▶ ИСХОДНЫЙ ТЕКСТ:
В Академию постоянно шли жалобы на русских: кутежи, попойки, долги, дуэли, любовницы и проститутки. Вольфу время от времени приходилось вытаскивать из марбургской тюрьмы то Ломоносова, то Виноградова. Академия, хоть и выговаривала им, но постоянно присылала по 200-300 рублей — правда, уже рекомендуя Вольфу не выдавать деньги на руки. К 1739 году долг троицы составлял 1400 талеров. Вольф писал: «Лучше всего было бы, конечно, если бы их поскорее отозвали отсюда, потому что они не умеют пользоваться академическою свободой и притом уже успели окончить то, что должны были тут сделать. Причина их долгов обнаруживается лишь теперь, после их отъезда. Они чрез меру предавались разгульной жизни и были пристрастны к женскому полу».
Студенты направились во Фрайберг (Саксония), учиться, наконец, горному делу. Там их содержание было сокращено до 200 рублей, местные говорили на другом диалекте немецкого, а руководил ими теперь знаменитый геолог и металлург, ехидный и строгий Иоганн Генкель, с которым отношения не заладились.
Иоганн Генкель
Ломоносов: «Первый случай к моему поруганию представился ему в лаборатории в присутствии товарищей. Он понуждал меня растирать сулему. Когда я отказался, ссылаясь на скверный и вредный запах, которого никто не может вынести, то он не только назвал меня ни на что не годным, но еще спросил, не хочу ли я лучше сделаться солдатом, и наконец с издевательскими словами выгнал меня вон».
Генкель: «Поручил я Ломоносову работу, какую обыкновенно и сам исполнял, но он мне дважды наотрез ответил: «Не хочу!» Далее он страшно шумел, колотил изо всей силы в стену, кричал из окна, ругался…».
Увидев, к каким тратам привыкли русские, Генкель не только сократил количество выдаваемых денег, но и запретил всем в городе давать студентам в долг. Тогда Ломоносов решил бросить учебу. Тем не менее, Генкель писал: «Ломоносов довольно хорошо усвоил теоретически и практически химию преимущественно металлургическую, а в особенности пробирное дело, равно как и маркшейдерское искусство, распознавание руд, рудных жил, земель, камней, солей и вод, способен основательно преподавать механику, в которой он, по отзыву знатоков, очень сведущ».

▶ ИНСТРУКЦИИ К ЗАДАНИЯМ:
(1) Кратко изложите текст об учебе Ломоносова в Германии в двух предложениях.
(2) Переведите на английский язык следующее предложение из текста об учебе Ломоносова в Германии: «Студенты направились во Фрайберг (Саксония), учиться, наконец, горному делу».
(3) Продолжите текст об учебе Ломоносова в Германии с того места, где он обрывается.
Данные для этой работы не нужны.

▶ ИСХОДНЫЕ ДАННЫЕ:
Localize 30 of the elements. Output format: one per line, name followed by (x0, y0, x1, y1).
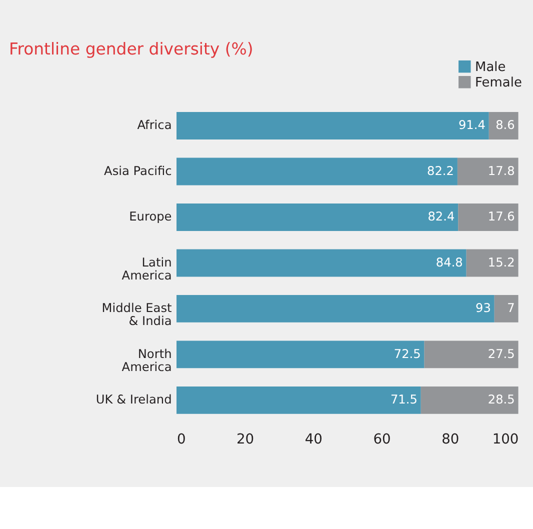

▶ ОТВЕТЫ К УПРАЖНЕНИЮ:
(1) Русские студенты, среди которых были Ломоносов и Виноградов, кутили, делали долги и попадали в марбургскую тюрьму, так что к 1739 году долг троицы достиг 1400 талеров, а Вольф считал, что их лучше поскорее отозвать. Во Фрайберге, где горному делу их учил Иоганн Генкель, отношения с ним не заладились: он урезал им деньги и запретил давать студентам в долг, Ломоносов решил бросить учебу, хотя Генкель и признавал его знания.

(2) The students set off for Freiberg (Saxony) to study mining at last.

(3)
А солдатом Ломоносов и вправду сделался. Правда, не совсем помнил, как. После Фрайберга он отправился в Лейпциг, чтобы попросить денег на возвращение домой у барона Кейзерлинга, русского посланника. Барона он не застал и решил уйти по морю из Голландии. По дороге туда, где-то в окрестностях Дюссельдорфа, Ломоносов заночевал на постоялом дворе и решил выпить с офицерами прусской армии.
Утром он увидел, что на нем красный воротник (часть униформы прусской пехоты), в карманах лежат «несколько прусских денег». При этом окружающие именуют его братом. «Как, – отвечал Ломоносов, – я ваш брат? Я россиянин, следовательно, вам и не родня…» – «Как? – закричал ему прусский урядник, – разве ты не совсем выспался или забыл, что вчерась при всех нас вступил в королевскую прусскую службу; бил с г. поручиком по рукам; взял и побратался с нами. Не унывай только и не думай ни о чем, тебе у нас полюбится, детина ты добрый и годишься на лошадь.
Из академической биографии М. Ломоносова.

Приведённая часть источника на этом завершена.